# Source material:
--- Begin ---

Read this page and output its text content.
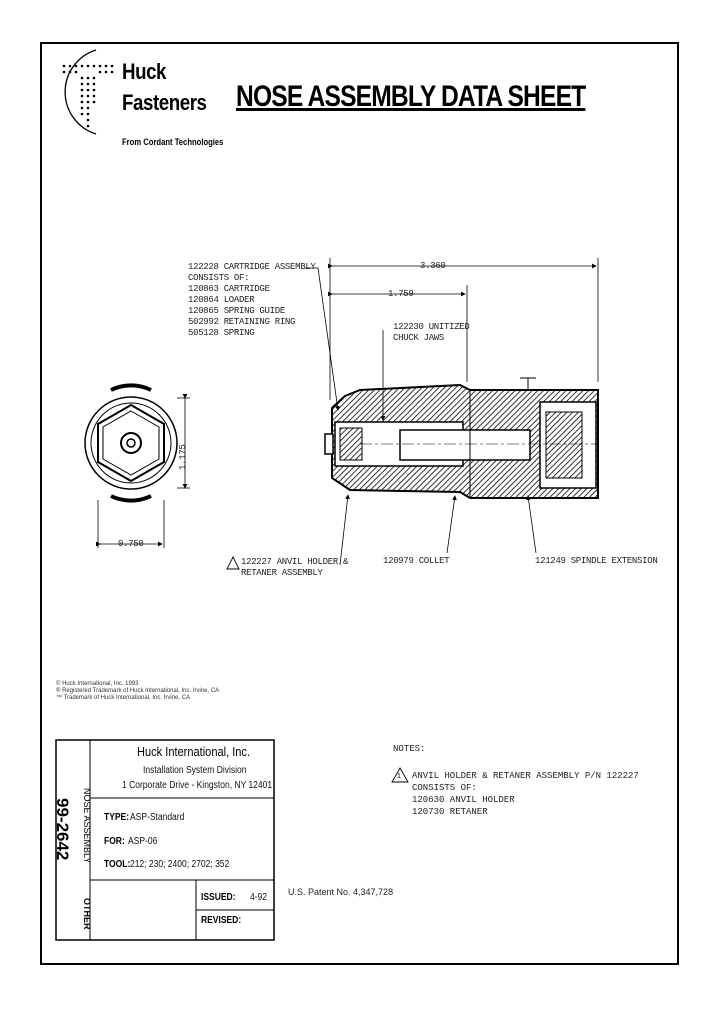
Huck
Fasteners
From Cordant Technologies
NOSE ASSEMBLY DATA SHEET
3.360
1.759
1.175
0.750
122228 CARTRIDGE ASSEMBLY
CONSISTS OF:
120863 CARTRIDGE
120864 LOADER
120865 SPRING GUIDE
502992 RETAINING RING
505128 SPRING
122230 UNITIZED
CHUCK JAWS
122227 ANVIL HOLDER &
RETANER ASSEMBLY
120979 COLLET	121249 SPINDLE EXTENSION
© Huck International, Inc. 1993
® Registered Trademark of Huck International, Inc. Irvine, CA
™ Trademark of Huck International, Inc. Irvine, CA
99-2642 NOSE ASSEMBLY
OTHER
Huck International, Inc.
Installation System Division
1 Corporate Drive - Kingston, NY 12401
TYPE: ASP-Standard
FOR: ASP-06
TOOL: 212; 230; 2400; 2702; 352
ISSUED: 4-92
REVISED:
NOTES:
1 ANVIL HOLDER & RETANER ASSEMBLY P/N 122227
CONSISTS OF:
120630 ANVIL HOLDER
120730 RETANER
U.S. Patent No. 4,347,728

--- End ---

# Exercise requirements:
Give the number of lines in the data that contain "Irvine", with no other words.

# The completed task:
2